__Text for analysis__:

↓

FAQ:
by Ben Doller
Ahsahta Press, $17.50 (paper)

It has been almost a decade since the pyrotechnic and youthful exuberance of Ben Doller’s (previously Doyle) debut collection Radio, Radio (2001)—a decade in which his showmanship has seasoned into a poetics of sustained and quizzical Aristotelian kinesis. As a reversal of Rilke’s famous advice for the nearly-anonymous Franz Kappus to “live the question,” Doller’s FAQ: arises out of the dismantling of inquiry. Here, one is presented with a sequence of unanchored, digressive answers to, presumably, “frequently asked questions”—only minus the frequently and sans the asked (the questions themselves are conspicuously absent). Thus, for the most part, the collection’s prose poems bear the title “FAQ:,” begin “Thank you for your question,” and then propel into a humorous exploration of pretty much anything but the useful information one might expect of an actual answer. While Doller’s masterful wackiness is still very much present (“A hysterical girl with white braids and freckle constellations gave me this tape of a thousand cowboys yodeling for a hundred and twenty even minutes—some kind of convention”), it is tempered by a direct and often tender intimacy (“Clearly, I is something you say a lot when you are away”). One begins to empathize with the speaker, as though these answers, even in their strangeness, address some unknown necessity. At its core the book is a critique of the information age, exposing the phenomenon of FAQs as a corporate catchall, an institutional code of etiquette couched as courteous advice and always carrying with it the ring of the voice of a committee. In this regard, Doller’s book is downright Kafkaesque, its satirical recycling of stocking-stuffer rhetorical patterns mirroring the inanity of rootless discourse: “My name is Jessica and I’m a roboholic.” Thinking outside the box is just about the squarest thing one can do (“Endless imagination is scourge, is bane”) but Doller does just that, resensitizing us to the potential richness, precision, and beauty of a language exhausted from work: “A few of us must bear more then the rest. I do not know which of us I am.”

↑

__Data provided__:

↓

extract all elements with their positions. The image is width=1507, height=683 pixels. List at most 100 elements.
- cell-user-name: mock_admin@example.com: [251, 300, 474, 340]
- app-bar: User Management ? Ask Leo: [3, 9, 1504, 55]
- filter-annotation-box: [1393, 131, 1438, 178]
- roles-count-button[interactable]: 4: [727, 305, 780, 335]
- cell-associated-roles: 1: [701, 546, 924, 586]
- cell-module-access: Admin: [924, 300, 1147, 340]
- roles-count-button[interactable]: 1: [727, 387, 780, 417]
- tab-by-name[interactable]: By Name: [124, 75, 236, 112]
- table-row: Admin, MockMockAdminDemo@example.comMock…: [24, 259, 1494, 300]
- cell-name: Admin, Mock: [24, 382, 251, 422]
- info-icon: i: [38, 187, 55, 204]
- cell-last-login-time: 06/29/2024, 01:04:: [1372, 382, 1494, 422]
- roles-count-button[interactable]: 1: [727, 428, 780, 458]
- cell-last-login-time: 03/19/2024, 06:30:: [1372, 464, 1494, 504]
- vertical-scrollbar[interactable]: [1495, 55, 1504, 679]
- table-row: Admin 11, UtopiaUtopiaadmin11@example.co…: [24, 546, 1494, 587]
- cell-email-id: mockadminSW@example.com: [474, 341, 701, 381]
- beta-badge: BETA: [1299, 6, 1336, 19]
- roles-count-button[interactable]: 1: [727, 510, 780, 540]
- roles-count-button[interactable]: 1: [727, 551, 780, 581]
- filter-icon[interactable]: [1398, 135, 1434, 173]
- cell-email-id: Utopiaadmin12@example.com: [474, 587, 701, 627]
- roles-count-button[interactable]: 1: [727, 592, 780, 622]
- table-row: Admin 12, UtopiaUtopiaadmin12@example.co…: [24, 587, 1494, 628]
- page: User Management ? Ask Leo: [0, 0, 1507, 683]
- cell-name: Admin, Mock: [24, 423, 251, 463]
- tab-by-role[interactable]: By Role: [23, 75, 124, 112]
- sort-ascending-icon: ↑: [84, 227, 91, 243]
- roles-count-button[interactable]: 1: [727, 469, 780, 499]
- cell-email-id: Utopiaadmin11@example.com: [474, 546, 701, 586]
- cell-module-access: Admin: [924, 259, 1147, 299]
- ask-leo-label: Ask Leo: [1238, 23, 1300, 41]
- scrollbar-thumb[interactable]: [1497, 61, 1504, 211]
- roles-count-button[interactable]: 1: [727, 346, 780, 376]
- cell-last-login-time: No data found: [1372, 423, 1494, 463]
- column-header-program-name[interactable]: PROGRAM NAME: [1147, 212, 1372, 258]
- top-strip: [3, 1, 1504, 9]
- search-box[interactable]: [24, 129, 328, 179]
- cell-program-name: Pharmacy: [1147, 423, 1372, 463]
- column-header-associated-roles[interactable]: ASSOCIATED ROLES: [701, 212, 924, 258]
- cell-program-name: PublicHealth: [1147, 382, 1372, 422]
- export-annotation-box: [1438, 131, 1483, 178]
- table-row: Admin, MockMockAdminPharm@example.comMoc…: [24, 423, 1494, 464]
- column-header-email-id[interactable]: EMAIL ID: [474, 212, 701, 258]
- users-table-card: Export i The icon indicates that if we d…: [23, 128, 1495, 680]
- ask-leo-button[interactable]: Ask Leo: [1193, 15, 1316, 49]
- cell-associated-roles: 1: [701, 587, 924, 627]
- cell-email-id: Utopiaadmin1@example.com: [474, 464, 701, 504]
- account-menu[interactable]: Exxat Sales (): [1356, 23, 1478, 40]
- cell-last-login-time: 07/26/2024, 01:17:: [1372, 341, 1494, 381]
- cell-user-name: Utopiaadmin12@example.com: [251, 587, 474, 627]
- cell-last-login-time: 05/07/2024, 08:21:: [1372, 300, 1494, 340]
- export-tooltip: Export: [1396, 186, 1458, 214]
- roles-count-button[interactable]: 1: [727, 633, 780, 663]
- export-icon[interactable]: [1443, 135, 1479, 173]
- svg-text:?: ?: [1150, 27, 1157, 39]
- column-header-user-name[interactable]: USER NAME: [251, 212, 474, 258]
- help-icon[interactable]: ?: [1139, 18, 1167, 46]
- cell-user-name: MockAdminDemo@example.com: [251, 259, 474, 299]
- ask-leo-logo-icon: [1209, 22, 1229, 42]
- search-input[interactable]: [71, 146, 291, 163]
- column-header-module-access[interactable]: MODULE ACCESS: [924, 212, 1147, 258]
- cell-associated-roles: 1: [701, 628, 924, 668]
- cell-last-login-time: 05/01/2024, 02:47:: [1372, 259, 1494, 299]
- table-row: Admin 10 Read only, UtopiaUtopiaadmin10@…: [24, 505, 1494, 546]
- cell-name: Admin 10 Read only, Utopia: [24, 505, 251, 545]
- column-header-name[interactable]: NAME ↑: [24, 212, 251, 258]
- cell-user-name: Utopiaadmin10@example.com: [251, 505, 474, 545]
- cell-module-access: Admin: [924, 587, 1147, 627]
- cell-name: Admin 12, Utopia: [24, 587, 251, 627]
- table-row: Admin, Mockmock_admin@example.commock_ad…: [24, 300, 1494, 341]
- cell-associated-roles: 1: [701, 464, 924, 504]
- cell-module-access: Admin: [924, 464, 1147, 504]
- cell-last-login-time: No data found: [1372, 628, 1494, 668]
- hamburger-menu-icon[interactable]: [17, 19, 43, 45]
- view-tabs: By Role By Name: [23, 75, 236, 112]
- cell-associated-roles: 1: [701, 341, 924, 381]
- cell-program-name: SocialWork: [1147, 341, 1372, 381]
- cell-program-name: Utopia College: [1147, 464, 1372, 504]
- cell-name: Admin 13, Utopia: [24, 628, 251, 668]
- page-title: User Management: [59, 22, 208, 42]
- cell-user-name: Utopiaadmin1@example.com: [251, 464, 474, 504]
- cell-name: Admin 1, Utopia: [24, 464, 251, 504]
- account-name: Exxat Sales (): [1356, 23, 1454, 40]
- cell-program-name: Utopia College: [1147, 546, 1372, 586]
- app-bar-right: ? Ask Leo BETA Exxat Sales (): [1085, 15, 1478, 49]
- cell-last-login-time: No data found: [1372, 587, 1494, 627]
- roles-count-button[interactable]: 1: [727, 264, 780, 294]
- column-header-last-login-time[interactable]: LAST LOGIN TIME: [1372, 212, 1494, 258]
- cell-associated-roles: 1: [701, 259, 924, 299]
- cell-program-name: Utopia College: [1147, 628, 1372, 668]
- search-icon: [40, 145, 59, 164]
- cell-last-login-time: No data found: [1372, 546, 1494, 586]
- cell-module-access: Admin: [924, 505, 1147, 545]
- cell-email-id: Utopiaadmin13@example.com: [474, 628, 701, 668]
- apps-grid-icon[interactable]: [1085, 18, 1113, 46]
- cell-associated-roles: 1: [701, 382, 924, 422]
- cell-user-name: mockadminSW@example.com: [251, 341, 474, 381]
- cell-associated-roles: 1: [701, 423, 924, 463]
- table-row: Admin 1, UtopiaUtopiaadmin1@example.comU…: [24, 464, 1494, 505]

↑

__Directions__:
Translate this sentence from the book review into French: "One begins to empathize with the speaker, as though these answers, even in their strangeness, address some unknown necessity."

__Answer space__:
On commence à éprouver de l'empathie pour le locuteur, comme si ces réponses, même dans leur étrangeté, répondaient à quelque nécessité inconnue.